■ Supplied records:
§

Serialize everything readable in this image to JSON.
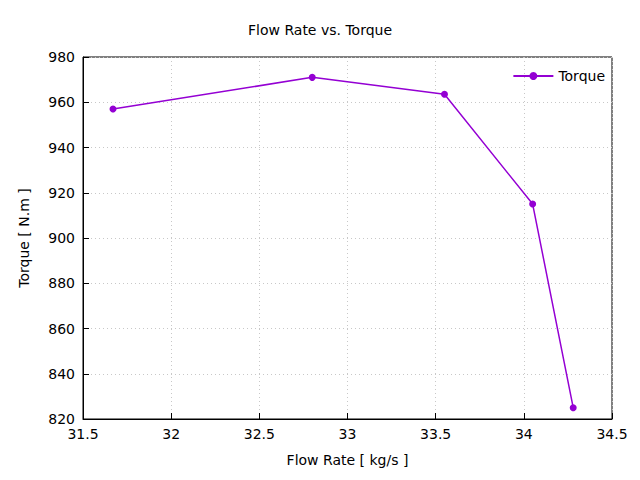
{
  "chart_data": {
    "type": "line",
    "title": "Flow Rate vs. Torque",
    "x_label": "Flow Rate [ kg/s ]",
    "y_label": "Torque [ N.m ]",
    "x": [
      31.67,
      32.8,
      33.55,
      34.05,
      34.28
    ],
    "series": [
      {
        "name": "Torque",
        "color": "#9400d3",
        "values": [
          957,
          971,
          963.5,
          915,
          825
        ]
      }
    ],
    "xlim": [
      31.5,
      34.5
    ],
    "xticks": [
      31.5,
      32,
      32.5,
      33,
      33.5,
      34,
      34.5
    ],
    "ylim": [
      820,
      980
    ],
    "yticks": [
      820,
      840,
      860,
      880,
      900,
      920,
      940,
      960,
      980
    ],
    "grid": true,
    "legend": "upper right",
    "marker": "circle",
    "line_style": "solid"
  }
}
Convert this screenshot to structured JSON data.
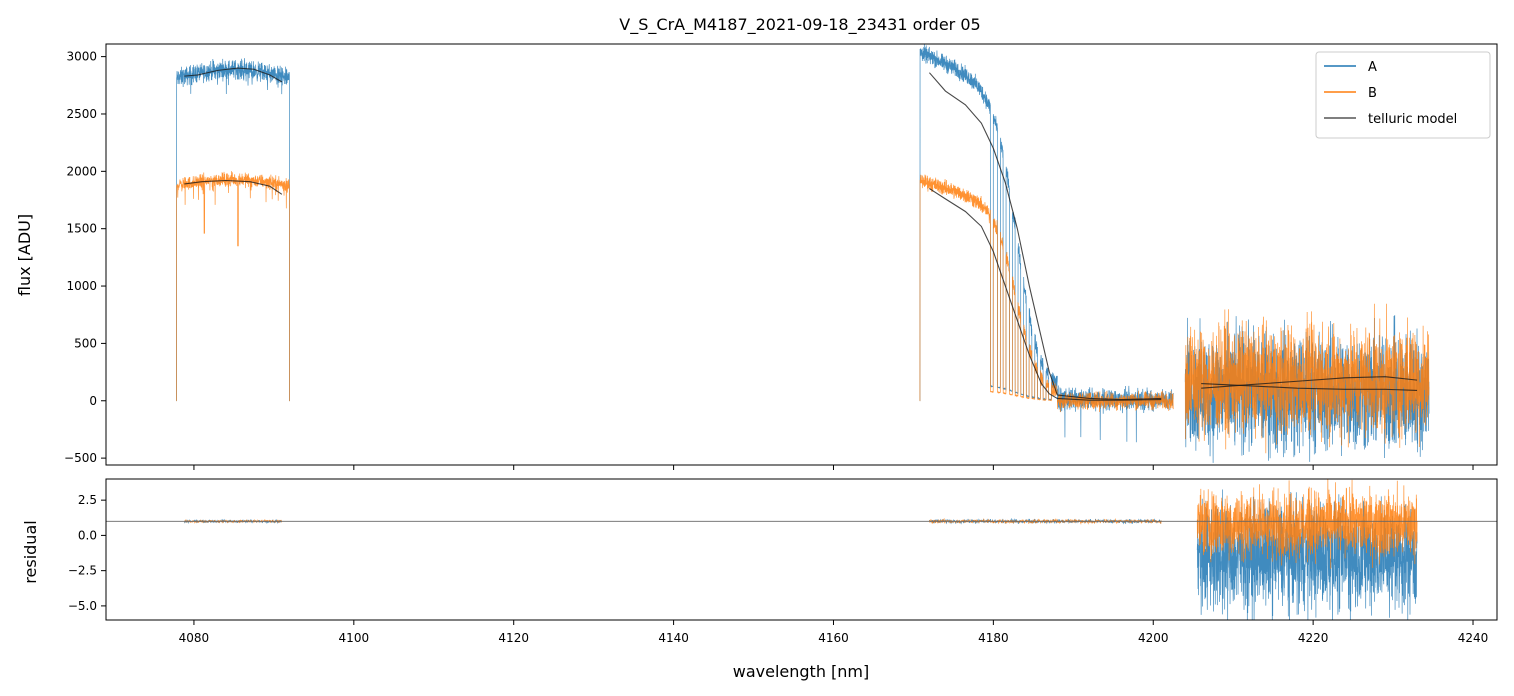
{
  "chart_data": [
    {
      "type": "line",
      "panel": "top",
      "title": "V_S_CrA_M4187_2021-09-18_23431  order 05",
      "xlabel": "",
      "ylabel": "flux [ADU]",
      "xlim": [
        4069,
        4243
      ],
      "ylim": [
        -560,
        3110
      ],
      "xticks": [
        4080,
        4100,
        4120,
        4140,
        4160,
        4180,
        4200,
        4220,
        4240
      ],
      "yticks": [
        -500,
        0,
        500,
        1000,
        1500,
        2000,
        2500,
        3000
      ],
      "ytick_labels": [
        "−500",
        "0",
        "500",
        "1000",
        "1500",
        "2000",
        "2500",
        "3000"
      ],
      "legend": {
        "position": "upper-right",
        "entries": [
          "A",
          "B",
          "telluric model"
        ]
      },
      "colors": {
        "A": "#1f77b4",
        "B": "#ff7f0e",
        "model": "#000000"
      },
      "segments": [
        {
          "x_start": 4077.8,
          "x_end": 4092.0,
          "A_level": 2810,
          "B_level": 1880
        },
        {
          "x_start": 4170.8,
          "x_end": 4188.0,
          "A_level_start": 2950,
          "A_level_end": 100,
          "B_level_start": 1880,
          "B_level_end": 0
        },
        {
          "x_start": 4188.0,
          "x_end": 4202.5,
          "A_level": 10,
          "B_level": 0,
          "noise": 80
        },
        {
          "x_start": 4204.0,
          "x_end": 4234.5,
          "A_level": 80,
          "B_level": 180,
          "noise": 400
        }
      ],
      "series": [
        {
          "name": "telluric model (A)",
          "x": [
            4078.8,
            4080.5,
            4083,
            4085.5,
            4087.5,
            4089.5,
            4091
          ],
          "values": [
            2830,
            2840,
            2880,
            2900,
            2890,
            2840,
            2780
          ]
        },
        {
          "name": "telluric model (B)",
          "x": [
            4078.8,
            4081,
            4084,
            4087,
            4089.5,
            4091
          ],
          "values": [
            1890,
            1910,
            1920,
            1910,
            1870,
            1800
          ]
        },
        {
          "name": "telluric model (A)",
          "x": [
            4172,
            4174,
            4176.5,
            4178.5,
            4180,
            4181.5,
            4183,
            4184.5,
            4186,
            4187,
            4188,
            4192,
            4196,
            4201
          ],
          "values": [
            2860,
            2700,
            2580,
            2420,
            2200,
            1900,
            1500,
            1000,
            550,
            250,
            50,
            20,
            10,
            20
          ]
        },
        {
          "name": "telluric model (B)",
          "x": [
            4172,
            4174,
            4176.5,
            4178.5,
            4180,
            4181.5,
            4183,
            4184.5,
            4186,
            4187,
            4188,
            4192,
            4196,
            4201
          ],
          "values": [
            1850,
            1760,
            1650,
            1520,
            1300,
            1000,
            700,
            400,
            150,
            60,
            20,
            5,
            5,
            10
          ]
        },
        {
          "name": "telluric model (A)",
          "x": [
            4206,
            4212,
            4218,
            4224,
            4229,
            4233
          ],
          "values": [
            150,
            130,
            110,
            100,
            100,
            90
          ]
        },
        {
          "name": "telluric model (B)",
          "x": [
            4206,
            4212,
            4218,
            4224,
            4229,
            4233
          ],
          "values": [
            110,
            140,
            170,
            200,
            210,
            180
          ]
        }
      ]
    },
    {
      "type": "line",
      "panel": "bottom",
      "xlabel": "wavelength [nm]",
      "ylabel": "residual",
      "xlim": [
        4069,
        4243
      ],
      "ylim": [
        -6.0,
        4.0
      ],
      "xticks": [
        4080,
        4100,
        4120,
        4140,
        4160,
        4180,
        4200,
        4220,
        4240
      ],
      "xtick_labels": [
        "4080",
        "4100",
        "4120",
        "4140",
        "4160",
        "4180",
        "4200",
        "4220",
        "4240"
      ],
      "yticks": [
        -5.0,
        -2.5,
        0.0,
        2.5
      ],
      "ytick_labels": [
        "−5.0",
        "−2.5",
        "0.0",
        "2.5"
      ],
      "reference_line": 1.0,
      "segments": [
        {
          "x_start": 4078.8,
          "x_end": 4091.0,
          "level": 1.0,
          "noise": 0.08
        },
        {
          "x_start": 4172.0,
          "x_end": 4201.0,
          "level": 1.0,
          "noise": 0.12
        },
        {
          "x_start": 4205.5,
          "x_end": 4233.0,
          "A_level": -1.5,
          "A_noise": 3.2,
          "B_level": 0.8,
          "B_noise": 2.0
        }
      ]
    }
  ]
}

§

■ Your instructions: All of the data above should be quoted exactly, except for the pictures.

■ Answer for the task:
Serialize everything readable in this image to JSON.
{
  "chart_data": {
    "type": "line",
    "title": "Flow Rate vs. Torque",
    "x_label": "Flow Rate [ kg/s ]",
    "y_label": "Torque [ N.m ]",
    "x": [
      31.67,
      32.8,
      33.55,
      34.05,
      34.28
    ],
    "series": [
      {
        "name": "Torque",
        "color": "#9400d3",
        "values": [
          957,
          971,
          963.5,
          915,
          825
        ]
      }
    ],
    "xlim": [
      31.5,
      34.5
    ],
    "xticks": [
      31.5,
      32,
      32.5,
      33,
      33.5,
      34,
      34.5
    ],
    "ylim": [
      820,
      980
    ],
    "yticks": [
      820,
      840,
      860,
      880,
      900,
      920,
      940,
      960,
      980
    ],
    "grid": true,
    "legend": "upper right",
    "marker": "circle",
    "line_style": "solid"
  }
}
Convert this screenshot to structured JSON data.
{
  "chart_data": [
    {
      "type": "line",
      "panel": "top",
      "title": "V_S_CrA_M4187_2021-09-18_23431  order 05",
      "xlabel": "",
      "ylabel": "flux [ADU]",
      "xlim": [
        4069,
        4243
      ],
      "ylim": [
        -560,
        3110
      ],
      "xticks": [
        4080,
        4100,
        4120,
        4140,
        4160,
        4180,
        4200,
        4220,
        4240
      ],
      "yticks": [
        -500,
        0,
        500,
        1000,
        1500,
        2000,
        2500,
        3000
      ],
      "ytick_labels": [
        "−500",
        "0",
        "500",
        "1000",
        "1500",
        "2000",
        "2500",
        "3000"
      ],
      "legend": {
        "position": "upper-right",
        "entries": [
          "A",
          "B",
          "telluric model"
        ]
      },
      "colors": {
        "A": "#1f77b4",
        "B": "#ff7f0e",
        "model": "#000000"
      },
      "segments": [
        {
          "x_start": 4077.8,
          "x_end": 4092.0,
          "A_level": 2810,
          "B_level": 1880
        },
        {
          "x_start": 4170.8,
          "x_end": 4188.0,
          "A_level_start": 2950,
          "A_level_end": 100,
          "B_level_start": 1880,
          "B_level_end": 0
        },
        {
          "x_start": 4188.0,
          "x_end": 4202.5,
          "A_level": 10,
          "B_level": 0,
          "noise": 80
        },
        {
          "x_start": 4204.0,
          "x_end": 4234.5,
          "A_level": 80,
          "B_level": 180,
          "noise": 400
        }
      ],
      "series": [
        {
          "name": "telluric model (A)",
          "x": [
            4078.8,
            4080.5,
            4083,
            4085.5,
            4087.5,
            4089.5,
            4091
          ],
          "values": [
            2830,
            2840,
            2880,
            2900,
            2890,
            2840,
            2780
          ]
        },
        {
          "name": "telluric model (B)",
          "x": [
            4078.8,
            4081,
            4084,
            4087,
            4089.5,
            4091
          ],
          "values": [
            1890,
            1910,
            1920,
            1910,
            1870,
            1800
          ]
        },
        {
          "name": "telluric model (A)",
          "x": [
            4172,
            4174,
            4176.5,
            4178.5,
            4180,
            4181.5,
            4183,
            4184.5,
            4186,
            4187,
            4188,
            4192,
            4196,
            4201
          ],
          "values": [
            2860,
            2700,
            2580,
            2420,
            2200,
            1900,
            1500,
            1000,
            550,
            250,
            50,
            20,
            10,
            20
          ]
        },
        {
          "name": "telluric model (B)",
          "x": [
            4172,
            4174,
            4176.5,
            4178.5,
            4180,
            4181.5,
            4183,
            4184.5,
            4186,
            4187,
            4188,
            4192,
            4196,
            4201
          ],
          "values": [
            1850,
            1760,
            1650,
            1520,
            1300,
            1000,
            700,
            400,
            150,
            60,
            20,
            5,
            5,
            10
          ]
        },
        {
          "name": "telluric model (A)",
          "x": [
            4206,
            4212,
            4218,
            4224,
            4229,
            4233
          ],
          "values": [
            150,
            130,
            110,
            100,
            100,
            90
          ]
        },
        {
          "name": "telluric model (B)",
          "x": [
            4206,
            4212,
            4218,
            4224,
            4229,
            4233
          ],
          "values": [
            110,
            140,
            170,
            200,
            210,
            180
          ]
        }
      ]
    },
    {
      "type": "line",
      "panel": "bottom",
      "xlabel": "wavelength [nm]",
      "ylabel": "residual",
      "xlim": [
        4069,
        4243
      ],
      "ylim": [
        -6.0,
        4.0
      ],
      "xticks": [
        4080,
        4100,
        4120,
        4140,
        4160,
        4180,
        4200,
        4220,
        4240
      ],
      "xtick_labels": [
        "4080",
        "4100",
        "4120",
        "4140",
        "4160",
        "4180",
        "4200",
        "4220",
        "4240"
      ],
      "yticks": [
        -5.0,
        -2.5,
        0.0,
        2.5
      ],
      "ytick_labels": [
        "−5.0",
        "−2.5",
        "0.0",
        "2.5"
      ],
      "reference_line": 1.0,
      "segments": [
        {
          "x_start": 4078.8,
          "x_end": 4091.0,
          "level": 1.0,
          "noise": 0.08
        },
        {
          "x_start": 4172.0,
          "x_end": 4201.0,
          "level": 1.0,
          "noise": 0.12
        },
        {
          "x_start": 4205.5,
          "x_end": 4233.0,
          "A_level": -1.5,
          "A_noise": 3.2,
          "B_level": 0.8,
          "B_noise": 2.0
        }
      ]
    }
  ]
}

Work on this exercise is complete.